§ INSTRUCTION:
Transcribe all of the material exactly. Any picture in it should be left out.

§ TASK INPUT:
★ ★ ★ ★ ★
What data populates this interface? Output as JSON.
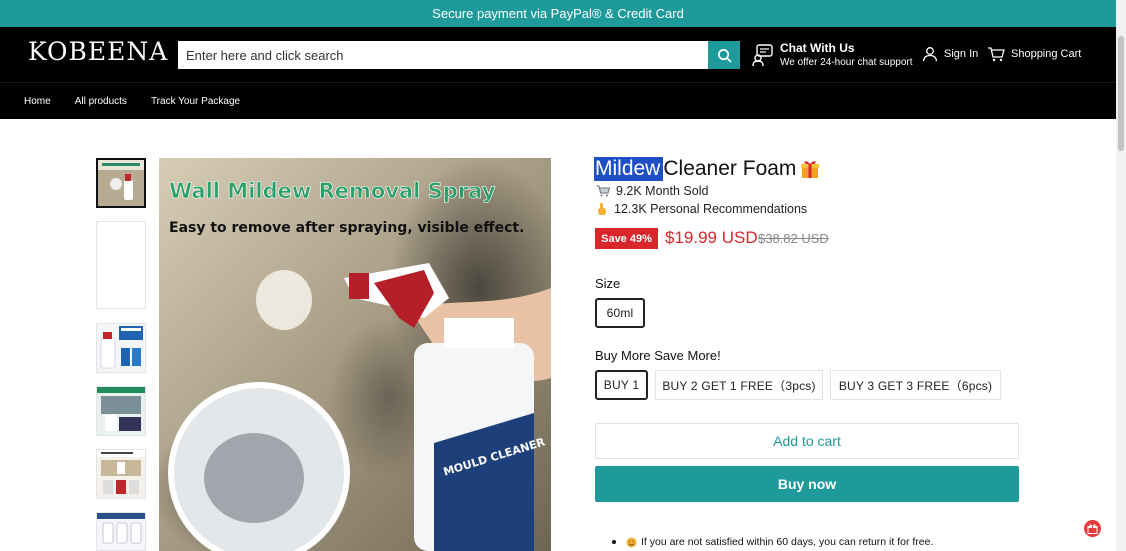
{
  "announcement": "Secure payment via PayPal® & Credit Card",
  "header": {
    "logo": "KOBEENA",
    "search_placeholder": "Enter here and click search",
    "chat_title": "Chat With Us",
    "chat_subtitle": "We offer 24-hour chat support",
    "sign_in": "Sign In",
    "cart": "Shopping Cart"
  },
  "nav": [
    "Home",
    "All products",
    "Track Your Package"
  ],
  "main_image": {
    "headline": "Wall Mildew Removal Spray",
    "subline": "Easy to remove after spraying, visible effect.",
    "bottle_label": "MOULD CLEANER"
  },
  "product": {
    "title_highlight": "Mildew",
    "title_rest": "Cleaner Foam",
    "sold": "9.2K Month Sold",
    "recommendations": "12.3K Personal Recommendations",
    "save_badge": "Save 49%",
    "price": "$19.99 USD",
    "compare_price": "$38.82 USD"
  },
  "size": {
    "label": "Size",
    "options": [
      "60ml"
    ],
    "selected": "60ml"
  },
  "bundle": {
    "label": "Buy More Save More!",
    "options": [
      "BUY 1",
      "BUY 2 GET 1 FREE（3pcs)",
      "BUY 3 GET 3 FREE（6pcs)"
    ],
    "selected": "BUY 1"
  },
  "actions": {
    "add_to_cart": "Add to cart",
    "buy_now": "Buy now"
  },
  "guarantee": "If you are not satisfied within 60 days, you can return it for free.",
  "colors": {
    "accent": "#1e9a9a",
    "sale": "#d8262a",
    "header_bg": "#000000"
  }
}
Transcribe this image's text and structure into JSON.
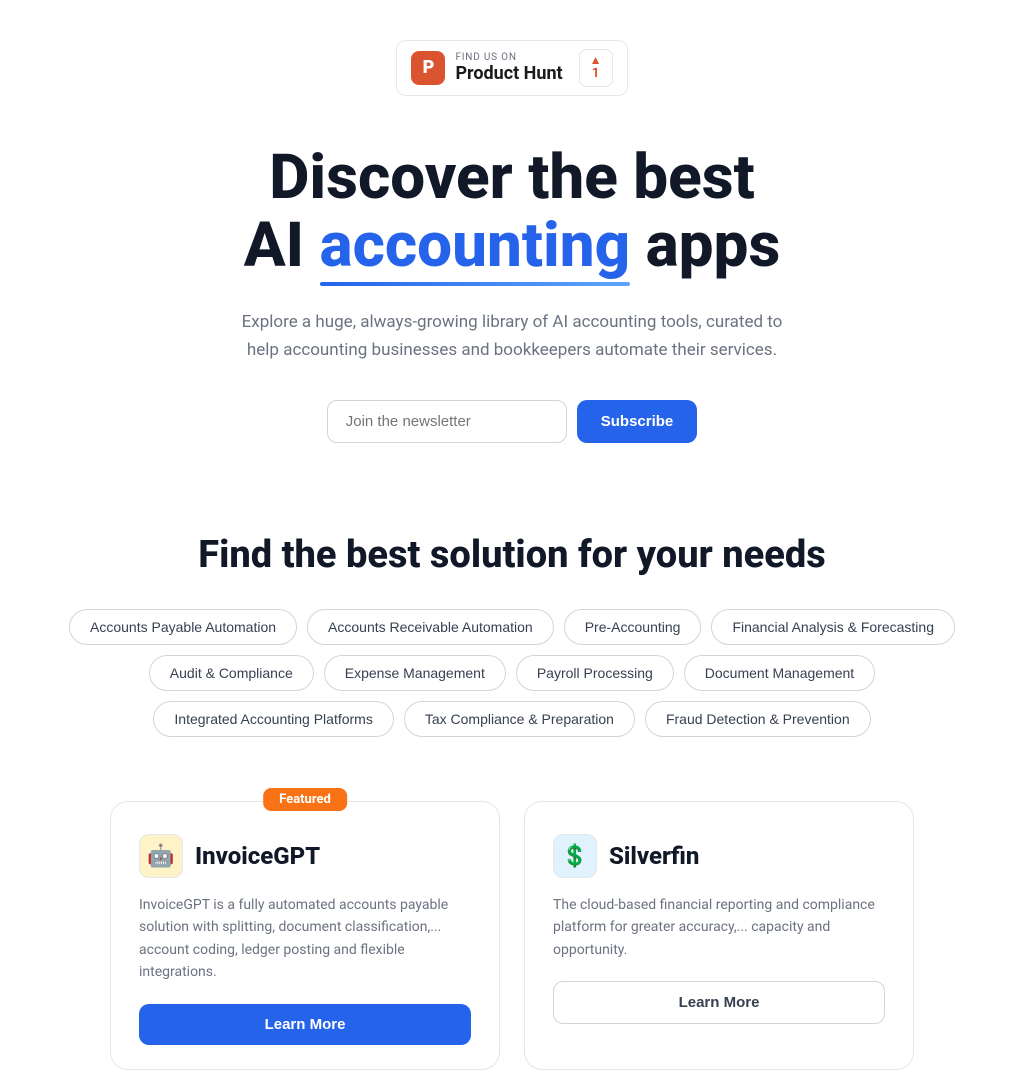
{
  "product_hunt": {
    "find_us_label": "FIND US ON",
    "name": "Product Hunt",
    "logo_letter": "P",
    "vote_count": "1",
    "arrow": "▲"
  },
  "hero": {
    "line1": "Discover the best",
    "line2_pre": "AI ",
    "line2_accent": "accounting",
    "line2_post": " apps",
    "subtitle": "Explore a huge, always-growing library of AI accounting tools, curated to help accounting businesses and bookkeepers automate their services."
  },
  "newsletter": {
    "placeholder": "Join the newsletter",
    "subscribe_label": "Subscribe"
  },
  "find_section": {
    "title": "Find the best solution for your needs"
  },
  "tags": [
    "Accounts Payable Automation",
    "Accounts Receivable Automation",
    "Pre-Accounting",
    "Financial Analysis & Forecasting",
    "Audit & Compliance",
    "Expense Management",
    "Payroll Processing",
    "Document Management",
    "Integrated Accounting Platforms",
    "Tax Compliance & Preparation",
    "Fraud Detection & Prevention"
  ],
  "cards": [
    {
      "featured": true,
      "featured_label": "Featured",
      "logo_emoji": "🤖",
      "name": "InvoiceGPT",
      "description": "InvoiceGPT is a fully automated accounts payable solution with splitting, document classification,... account coding, ledger posting and flexible integrations.",
      "cta": "Learn More",
      "cta_style": "primary"
    },
    {
      "featured": false,
      "featured_label": "",
      "logo_emoji": "💲",
      "name": "Silverfin",
      "description": "The cloud-based financial reporting and compliance platform for greater accuracy,... capacity and opportunity.",
      "cta": "Learn More",
      "cta_style": "outline"
    }
  ],
  "colors": {
    "accent": "#2563eb",
    "orange": "#f97316",
    "ph_red": "#da552f"
  }
}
★ ★ ★ ★ ★
§ OUTPUT BELOW:
What data populates this interface? Output as JSON.
{
  "announcement": "Secure payment via PayPal® & Credit Card",
  "header": {
    "logo": "KOBEENA",
    "search_placeholder": "Enter here and click search",
    "chat_title": "Chat With Us",
    "chat_subtitle": "We offer 24-hour chat support",
    "sign_in": "Sign In",
    "cart": "Shopping Cart"
  },
  "nav": [
    "Home",
    "All products",
    "Track Your Package"
  ],
  "main_image": {
    "headline": "Wall Mildew Removal Spray",
    "subline": "Easy to remove after spraying, visible effect.",
    "bottle_label": "MOULD CLEANER"
  },
  "product": {
    "title_highlight": "Mildew",
    "title_rest": "Cleaner Foam",
    "sold": "9.2K Month Sold",
    "recommendations": "12.3K Personal Recommendations",
    "save_badge": "Save 49%",
    "price": "$19.99 USD",
    "compare_price": "$38.82 USD"
  },
  "size": {
    "label": "Size",
    "options": [
      "60ml"
    ],
    "selected": "60ml"
  },
  "bundle": {
    "label": "Buy More Save More!",
    "options": [
      "BUY 1",
      "BUY 2 GET 1 FREE（3pcs)",
      "BUY 3 GET 3 FREE（6pcs)"
    ],
    "selected": "BUY 1"
  },
  "actions": {
    "add_to_cart": "Add to cart",
    "buy_now": "Buy now"
  },
  "guarantee": "If you are not satisfied within 60 days, you can return it for free.",
  "colors": {
    "accent": "#1e9a9a",
    "sale": "#d8262a",
    "header_bg": "#000000"
  }
}
Transcribe this image's text and structure into JSON.
{
  "product_hunt": {
    "find_us_label": "FIND US ON",
    "name": "Product Hunt",
    "logo_letter": "P",
    "vote_count": "1",
    "arrow": "▲"
  },
  "hero": {
    "line1": "Discover the best",
    "line2_pre": "AI ",
    "line2_accent": "accounting",
    "line2_post": " apps",
    "subtitle": "Explore a huge, always-growing library of AI accounting tools, curated to help accounting businesses and bookkeepers automate their services."
  },
  "newsletter": {
    "placeholder": "Join the newsletter",
    "subscribe_label": "Subscribe"
  },
  "find_section": {
    "title": "Find the best solution for your needs"
  },
  "tags": [
    "Accounts Payable Automation",
    "Accounts Receivable Automation",
    "Pre-Accounting",
    "Financial Analysis & Forecasting",
    "Audit & Compliance",
    "Expense Management",
    "Payroll Processing",
    "Document Management",
    "Integrated Accounting Platforms",
    "Tax Compliance & Preparation",
    "Fraud Detection & Prevention"
  ],
  "cards": [
    {
      "featured": true,
      "featured_label": "Featured",
      "logo_emoji": "🤖",
      "name": "InvoiceGPT",
      "description": "InvoiceGPT is a fully automated accounts payable solution with splitting, document classification,... account coding, ledger posting and flexible integrations.",
      "cta": "Learn More",
      "cta_style": "primary"
    },
    {
      "featured": false,
      "featured_label": "",
      "logo_emoji": "💲",
      "name": "Silverfin",
      "description": "The cloud-based financial reporting and compliance platform for greater accuracy,... capacity and opportunity.",
      "cta": "Learn More",
      "cta_style": "outline"
    }
  ],
  "colors": {
    "accent": "#2563eb",
    "orange": "#f97316",
    "ph_red": "#da552f"
  }
}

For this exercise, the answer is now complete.